EXERCISE DESCRIPTION. Extract and list every line that contains the word "DEFLECTION".

Records from a collection of figures:
···

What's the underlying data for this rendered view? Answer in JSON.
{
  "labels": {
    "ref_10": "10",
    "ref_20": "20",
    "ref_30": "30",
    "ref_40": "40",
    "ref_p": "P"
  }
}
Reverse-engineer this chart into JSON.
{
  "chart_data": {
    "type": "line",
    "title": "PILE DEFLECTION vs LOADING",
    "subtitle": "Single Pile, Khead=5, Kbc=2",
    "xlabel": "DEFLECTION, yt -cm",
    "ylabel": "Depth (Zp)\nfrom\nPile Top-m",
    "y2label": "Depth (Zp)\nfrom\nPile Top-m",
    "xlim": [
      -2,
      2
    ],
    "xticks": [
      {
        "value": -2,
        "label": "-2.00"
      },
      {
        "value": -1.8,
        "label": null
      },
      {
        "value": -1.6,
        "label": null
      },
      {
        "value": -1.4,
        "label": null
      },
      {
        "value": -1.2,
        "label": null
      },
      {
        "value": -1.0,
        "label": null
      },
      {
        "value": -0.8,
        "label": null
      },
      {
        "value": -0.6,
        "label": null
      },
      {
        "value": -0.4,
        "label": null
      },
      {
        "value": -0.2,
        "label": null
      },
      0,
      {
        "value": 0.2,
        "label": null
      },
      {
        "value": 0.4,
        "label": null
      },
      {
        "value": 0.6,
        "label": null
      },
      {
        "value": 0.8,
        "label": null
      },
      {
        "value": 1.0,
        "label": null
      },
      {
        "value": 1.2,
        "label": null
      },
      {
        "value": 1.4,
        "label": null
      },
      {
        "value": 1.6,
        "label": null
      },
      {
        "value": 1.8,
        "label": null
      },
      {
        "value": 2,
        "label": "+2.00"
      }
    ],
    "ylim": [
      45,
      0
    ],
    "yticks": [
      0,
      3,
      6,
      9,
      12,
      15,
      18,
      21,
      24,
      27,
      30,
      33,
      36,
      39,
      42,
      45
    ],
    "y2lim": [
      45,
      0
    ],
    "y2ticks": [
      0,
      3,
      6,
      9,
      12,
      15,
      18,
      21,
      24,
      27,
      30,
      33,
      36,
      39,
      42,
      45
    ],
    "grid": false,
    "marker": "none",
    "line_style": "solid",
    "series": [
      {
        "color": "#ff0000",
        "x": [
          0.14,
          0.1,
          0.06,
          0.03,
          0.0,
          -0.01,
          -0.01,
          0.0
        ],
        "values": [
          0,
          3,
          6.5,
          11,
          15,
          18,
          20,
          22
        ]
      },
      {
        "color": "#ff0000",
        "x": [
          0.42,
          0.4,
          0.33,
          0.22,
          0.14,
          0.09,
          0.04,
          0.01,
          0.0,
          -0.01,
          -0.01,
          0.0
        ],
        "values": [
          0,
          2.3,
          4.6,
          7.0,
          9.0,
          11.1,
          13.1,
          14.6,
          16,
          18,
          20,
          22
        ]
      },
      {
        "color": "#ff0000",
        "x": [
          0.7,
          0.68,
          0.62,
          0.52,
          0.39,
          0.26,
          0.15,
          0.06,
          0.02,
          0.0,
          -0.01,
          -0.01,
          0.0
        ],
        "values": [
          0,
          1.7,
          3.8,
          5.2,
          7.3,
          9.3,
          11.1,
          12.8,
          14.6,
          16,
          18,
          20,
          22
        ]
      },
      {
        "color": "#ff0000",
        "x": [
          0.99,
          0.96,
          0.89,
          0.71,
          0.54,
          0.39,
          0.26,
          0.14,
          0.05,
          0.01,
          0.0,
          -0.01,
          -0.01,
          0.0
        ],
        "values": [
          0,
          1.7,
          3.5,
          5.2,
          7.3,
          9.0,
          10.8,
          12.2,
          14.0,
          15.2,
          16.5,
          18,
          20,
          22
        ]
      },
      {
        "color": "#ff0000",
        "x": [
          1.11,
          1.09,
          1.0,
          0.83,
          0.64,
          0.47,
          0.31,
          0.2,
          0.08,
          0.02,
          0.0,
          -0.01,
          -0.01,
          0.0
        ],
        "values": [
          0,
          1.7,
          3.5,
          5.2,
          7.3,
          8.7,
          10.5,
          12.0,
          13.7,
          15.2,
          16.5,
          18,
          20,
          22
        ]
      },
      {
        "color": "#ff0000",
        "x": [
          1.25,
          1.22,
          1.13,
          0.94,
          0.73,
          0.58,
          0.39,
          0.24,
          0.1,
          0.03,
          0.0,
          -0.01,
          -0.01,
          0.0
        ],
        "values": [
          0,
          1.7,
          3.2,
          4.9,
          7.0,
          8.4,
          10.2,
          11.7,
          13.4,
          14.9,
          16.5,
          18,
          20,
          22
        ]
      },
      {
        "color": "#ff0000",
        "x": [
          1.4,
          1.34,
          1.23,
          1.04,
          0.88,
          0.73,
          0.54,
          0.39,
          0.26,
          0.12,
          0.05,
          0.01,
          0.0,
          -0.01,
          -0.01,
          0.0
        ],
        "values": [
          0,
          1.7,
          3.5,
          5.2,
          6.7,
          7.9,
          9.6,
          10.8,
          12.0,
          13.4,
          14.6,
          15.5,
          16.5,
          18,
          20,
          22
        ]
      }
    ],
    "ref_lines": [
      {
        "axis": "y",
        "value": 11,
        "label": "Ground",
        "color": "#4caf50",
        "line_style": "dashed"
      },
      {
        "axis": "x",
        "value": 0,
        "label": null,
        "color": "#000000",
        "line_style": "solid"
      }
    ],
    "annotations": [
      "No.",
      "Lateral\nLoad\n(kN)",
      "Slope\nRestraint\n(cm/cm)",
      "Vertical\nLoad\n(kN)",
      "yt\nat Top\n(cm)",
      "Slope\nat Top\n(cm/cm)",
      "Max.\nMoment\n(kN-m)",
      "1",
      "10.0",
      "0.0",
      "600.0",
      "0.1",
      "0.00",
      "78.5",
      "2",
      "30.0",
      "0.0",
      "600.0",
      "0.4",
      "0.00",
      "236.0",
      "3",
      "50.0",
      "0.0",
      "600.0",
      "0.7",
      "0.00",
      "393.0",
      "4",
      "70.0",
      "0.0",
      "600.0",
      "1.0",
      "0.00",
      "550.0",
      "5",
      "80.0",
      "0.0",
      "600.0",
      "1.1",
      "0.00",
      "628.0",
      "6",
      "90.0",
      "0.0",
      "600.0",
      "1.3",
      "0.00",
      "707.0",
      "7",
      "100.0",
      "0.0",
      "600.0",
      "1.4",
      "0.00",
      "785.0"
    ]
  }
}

···

SOLVED EXERCISE.
    "title": "PILE DEFLECTION vs LOADING",
    "xlabel": "DEFLECTION, yt -cm",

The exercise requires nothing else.